◆ THE TASK
Copy every line of the entries that includes the word "screenshot".

(Dataset excerpts)
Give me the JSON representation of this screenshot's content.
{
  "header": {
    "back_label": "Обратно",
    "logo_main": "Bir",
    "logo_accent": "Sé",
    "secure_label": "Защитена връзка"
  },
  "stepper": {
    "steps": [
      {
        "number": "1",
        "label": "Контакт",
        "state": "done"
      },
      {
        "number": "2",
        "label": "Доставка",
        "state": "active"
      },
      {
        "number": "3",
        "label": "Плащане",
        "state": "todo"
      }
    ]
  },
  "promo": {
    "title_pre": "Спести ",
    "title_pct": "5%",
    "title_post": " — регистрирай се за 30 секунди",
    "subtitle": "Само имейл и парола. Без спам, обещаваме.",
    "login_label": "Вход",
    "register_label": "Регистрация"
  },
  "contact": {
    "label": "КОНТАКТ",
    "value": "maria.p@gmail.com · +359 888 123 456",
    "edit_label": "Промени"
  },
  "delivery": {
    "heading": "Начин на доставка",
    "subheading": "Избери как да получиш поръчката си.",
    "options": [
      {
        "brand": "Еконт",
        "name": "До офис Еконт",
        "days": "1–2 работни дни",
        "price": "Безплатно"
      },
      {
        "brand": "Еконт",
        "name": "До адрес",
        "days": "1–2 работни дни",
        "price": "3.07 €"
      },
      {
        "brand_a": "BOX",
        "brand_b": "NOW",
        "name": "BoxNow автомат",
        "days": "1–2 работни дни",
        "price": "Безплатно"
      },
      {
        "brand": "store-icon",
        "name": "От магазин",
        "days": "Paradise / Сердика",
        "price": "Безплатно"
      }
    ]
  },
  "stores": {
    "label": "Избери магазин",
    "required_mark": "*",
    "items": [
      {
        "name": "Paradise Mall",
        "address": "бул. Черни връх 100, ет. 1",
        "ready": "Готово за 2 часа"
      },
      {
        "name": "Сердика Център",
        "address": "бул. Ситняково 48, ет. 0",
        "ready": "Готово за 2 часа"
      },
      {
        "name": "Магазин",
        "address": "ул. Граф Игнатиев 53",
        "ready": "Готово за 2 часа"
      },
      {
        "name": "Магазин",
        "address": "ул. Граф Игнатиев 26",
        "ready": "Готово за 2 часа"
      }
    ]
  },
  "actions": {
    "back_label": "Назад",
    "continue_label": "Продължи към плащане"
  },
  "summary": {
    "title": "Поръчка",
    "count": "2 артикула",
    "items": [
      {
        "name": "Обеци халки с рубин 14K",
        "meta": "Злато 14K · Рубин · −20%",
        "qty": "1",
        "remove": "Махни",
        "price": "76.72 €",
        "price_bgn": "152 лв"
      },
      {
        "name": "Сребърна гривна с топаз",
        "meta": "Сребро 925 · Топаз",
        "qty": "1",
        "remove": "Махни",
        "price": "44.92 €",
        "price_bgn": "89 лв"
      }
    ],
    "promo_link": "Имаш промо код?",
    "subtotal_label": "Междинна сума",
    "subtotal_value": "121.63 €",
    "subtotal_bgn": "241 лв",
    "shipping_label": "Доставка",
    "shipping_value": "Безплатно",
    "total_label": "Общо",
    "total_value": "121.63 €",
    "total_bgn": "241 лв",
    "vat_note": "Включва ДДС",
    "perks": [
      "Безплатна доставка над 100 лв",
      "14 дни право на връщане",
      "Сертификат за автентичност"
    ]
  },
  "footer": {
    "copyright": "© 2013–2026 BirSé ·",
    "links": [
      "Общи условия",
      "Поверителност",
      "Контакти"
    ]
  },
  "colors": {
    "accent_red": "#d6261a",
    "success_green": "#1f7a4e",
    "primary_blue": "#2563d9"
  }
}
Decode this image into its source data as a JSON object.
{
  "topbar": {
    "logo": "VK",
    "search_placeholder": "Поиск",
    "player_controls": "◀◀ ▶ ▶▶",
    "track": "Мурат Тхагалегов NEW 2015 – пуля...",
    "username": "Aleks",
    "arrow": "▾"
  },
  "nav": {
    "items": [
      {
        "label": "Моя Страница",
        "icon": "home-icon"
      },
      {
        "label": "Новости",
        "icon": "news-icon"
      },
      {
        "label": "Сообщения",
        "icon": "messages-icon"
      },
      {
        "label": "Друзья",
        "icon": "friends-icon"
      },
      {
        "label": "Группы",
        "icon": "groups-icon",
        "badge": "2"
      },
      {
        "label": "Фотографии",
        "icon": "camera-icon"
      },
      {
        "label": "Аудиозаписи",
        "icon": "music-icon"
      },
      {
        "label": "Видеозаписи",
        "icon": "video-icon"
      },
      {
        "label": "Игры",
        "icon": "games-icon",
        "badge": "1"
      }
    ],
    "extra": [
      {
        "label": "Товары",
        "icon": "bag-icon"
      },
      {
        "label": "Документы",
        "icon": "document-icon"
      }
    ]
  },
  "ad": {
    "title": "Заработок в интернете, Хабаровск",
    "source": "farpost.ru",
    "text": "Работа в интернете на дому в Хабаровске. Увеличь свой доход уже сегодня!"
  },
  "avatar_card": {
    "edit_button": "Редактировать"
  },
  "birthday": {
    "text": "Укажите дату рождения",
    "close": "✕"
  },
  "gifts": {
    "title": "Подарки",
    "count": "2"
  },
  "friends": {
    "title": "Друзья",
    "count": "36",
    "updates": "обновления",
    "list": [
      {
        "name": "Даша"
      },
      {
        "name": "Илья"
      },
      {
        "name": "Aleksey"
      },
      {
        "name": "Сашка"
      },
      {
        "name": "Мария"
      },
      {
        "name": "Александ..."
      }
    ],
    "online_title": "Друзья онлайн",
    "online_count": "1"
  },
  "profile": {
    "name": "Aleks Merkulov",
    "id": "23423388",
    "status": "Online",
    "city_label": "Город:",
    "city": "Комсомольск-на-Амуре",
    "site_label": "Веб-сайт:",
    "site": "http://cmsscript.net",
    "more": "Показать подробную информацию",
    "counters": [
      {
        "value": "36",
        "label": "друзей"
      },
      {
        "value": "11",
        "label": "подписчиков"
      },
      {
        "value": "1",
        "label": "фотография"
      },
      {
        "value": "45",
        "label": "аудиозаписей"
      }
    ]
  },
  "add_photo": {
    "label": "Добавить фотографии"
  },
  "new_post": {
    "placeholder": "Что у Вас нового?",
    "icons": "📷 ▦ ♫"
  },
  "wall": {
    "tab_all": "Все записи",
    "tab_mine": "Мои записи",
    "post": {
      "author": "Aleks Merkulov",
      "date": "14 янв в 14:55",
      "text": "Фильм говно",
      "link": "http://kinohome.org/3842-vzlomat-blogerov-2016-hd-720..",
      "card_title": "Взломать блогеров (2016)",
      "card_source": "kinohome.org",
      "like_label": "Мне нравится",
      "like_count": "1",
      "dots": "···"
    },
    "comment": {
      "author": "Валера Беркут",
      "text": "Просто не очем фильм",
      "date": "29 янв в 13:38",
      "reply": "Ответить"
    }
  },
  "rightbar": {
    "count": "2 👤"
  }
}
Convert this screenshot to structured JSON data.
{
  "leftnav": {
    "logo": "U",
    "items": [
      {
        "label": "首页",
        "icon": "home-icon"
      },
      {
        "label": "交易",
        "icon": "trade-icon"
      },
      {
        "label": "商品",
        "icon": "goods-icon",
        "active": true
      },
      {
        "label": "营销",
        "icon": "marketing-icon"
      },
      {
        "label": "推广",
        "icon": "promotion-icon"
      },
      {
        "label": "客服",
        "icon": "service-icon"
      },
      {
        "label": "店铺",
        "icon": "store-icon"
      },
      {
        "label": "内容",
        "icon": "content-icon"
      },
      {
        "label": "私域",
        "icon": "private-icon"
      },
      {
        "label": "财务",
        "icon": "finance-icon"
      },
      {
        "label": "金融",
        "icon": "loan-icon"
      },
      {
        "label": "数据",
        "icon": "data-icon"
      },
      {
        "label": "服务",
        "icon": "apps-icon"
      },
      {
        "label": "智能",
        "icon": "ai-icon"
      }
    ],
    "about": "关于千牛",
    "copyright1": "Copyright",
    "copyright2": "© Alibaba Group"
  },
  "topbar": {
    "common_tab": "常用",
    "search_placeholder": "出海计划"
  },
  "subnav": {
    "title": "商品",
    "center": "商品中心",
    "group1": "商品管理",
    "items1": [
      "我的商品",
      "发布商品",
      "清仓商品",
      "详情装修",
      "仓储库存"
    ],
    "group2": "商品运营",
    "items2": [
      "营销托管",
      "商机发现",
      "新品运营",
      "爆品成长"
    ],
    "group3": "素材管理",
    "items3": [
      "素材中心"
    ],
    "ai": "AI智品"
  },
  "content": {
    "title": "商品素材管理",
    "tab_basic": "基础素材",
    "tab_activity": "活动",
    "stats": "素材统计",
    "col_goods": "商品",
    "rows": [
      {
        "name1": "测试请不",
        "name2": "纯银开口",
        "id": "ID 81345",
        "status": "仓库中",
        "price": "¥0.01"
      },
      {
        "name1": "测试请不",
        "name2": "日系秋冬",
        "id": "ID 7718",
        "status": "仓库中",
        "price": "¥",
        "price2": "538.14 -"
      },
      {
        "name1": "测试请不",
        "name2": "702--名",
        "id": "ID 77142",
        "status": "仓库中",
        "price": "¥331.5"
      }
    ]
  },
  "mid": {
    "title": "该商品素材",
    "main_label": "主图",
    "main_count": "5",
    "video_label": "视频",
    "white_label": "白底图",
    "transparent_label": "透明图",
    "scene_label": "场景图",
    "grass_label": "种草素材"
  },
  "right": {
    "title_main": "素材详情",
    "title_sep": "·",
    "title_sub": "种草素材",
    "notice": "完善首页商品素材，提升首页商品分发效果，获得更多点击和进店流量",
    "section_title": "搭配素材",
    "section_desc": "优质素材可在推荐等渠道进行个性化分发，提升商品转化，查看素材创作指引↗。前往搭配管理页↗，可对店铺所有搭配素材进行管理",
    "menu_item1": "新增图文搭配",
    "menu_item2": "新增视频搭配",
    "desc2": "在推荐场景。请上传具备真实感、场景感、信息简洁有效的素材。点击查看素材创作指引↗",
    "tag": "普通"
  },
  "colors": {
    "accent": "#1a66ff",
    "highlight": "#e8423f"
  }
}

◆ RESULT OF THIS TASK
Give me the JSON representation of this screenshot's content.
Convert this screenshot to structured JSON data.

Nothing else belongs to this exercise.